__GIVEN TASK__
The records below must be retyped exactly.

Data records
■ ■ ■ ■

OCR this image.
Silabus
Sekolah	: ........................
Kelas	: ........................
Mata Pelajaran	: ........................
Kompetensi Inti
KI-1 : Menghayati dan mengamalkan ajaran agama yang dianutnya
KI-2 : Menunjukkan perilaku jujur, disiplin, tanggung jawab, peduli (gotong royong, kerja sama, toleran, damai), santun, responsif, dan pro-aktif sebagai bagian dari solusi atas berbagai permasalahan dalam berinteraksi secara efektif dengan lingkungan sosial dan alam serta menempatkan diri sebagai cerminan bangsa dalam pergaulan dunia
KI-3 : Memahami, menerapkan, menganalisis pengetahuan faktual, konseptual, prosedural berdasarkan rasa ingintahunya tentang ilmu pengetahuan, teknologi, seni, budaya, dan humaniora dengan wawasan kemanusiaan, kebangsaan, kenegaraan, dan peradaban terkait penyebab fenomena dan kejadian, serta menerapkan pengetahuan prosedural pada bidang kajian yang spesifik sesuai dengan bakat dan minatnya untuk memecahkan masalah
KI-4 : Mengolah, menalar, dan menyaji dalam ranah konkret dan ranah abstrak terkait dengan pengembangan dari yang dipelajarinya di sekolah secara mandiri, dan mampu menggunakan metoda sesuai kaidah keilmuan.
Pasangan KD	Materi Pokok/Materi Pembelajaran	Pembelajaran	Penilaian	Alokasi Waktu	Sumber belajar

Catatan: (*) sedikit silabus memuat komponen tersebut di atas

■ ■ ■ ■

__TASK SOLUTION__
OCR this image.
Silabus
Sekolah	: ........................
Kelas	: ........................
Mata Pelajaran	: ........................
Kompetensi Inti
KI-1 : Menghayati dan mengamalkan ajaran agama yang dianutnya
KI-2 : Menunjukkan perilaku jujur, disiplin, tanggung jawab, peduli (gotong royong, kerja sama, toleran, damai), santun, responsif, dan pro-aktif sebagai bagian dari solusi atas berbagai permasalahan dalam berinteraksi secara efektif dengan lingkungan sosial dan alam serta menempatkan diri sebagai cerminan bangsa dalam pergaulan dunia
KI-3 : Memahami, menerapkan, menganalisis pengetahuan faktual, konseptual, prosedural berdasarkan rasa ingintahunya tentang ilmu pengetahuan, teknologi, seni, budaya, dan humaniora dengan wawasan kemanusiaan, kebangsaan, kenegaraan, dan peradaban terkait penyebab fenomena dan kejadian, serta menerapkan pengetahuan prosedural pada bidang kajian yang spesifik sesuai dengan bakat dan minatnya untuk memecahkan masalah
KI-4 : Mengolah, menalar, dan menyaji dalam ranah konkret dan ranah abstrak terkait dengan pengembangan dari yang dipelajarinya di sekolah secara mandiri, dan mampu menggunakan metoda sesuai kaidah keilmuan.
Pasangan KD	Materi Pokok/Materi Pembelajaran	Pembelajaran	Penilaian	Alokasi Waktu	Sumber belajar

Catatan: (*) sedikit silabus memuat komponen tersebut di atas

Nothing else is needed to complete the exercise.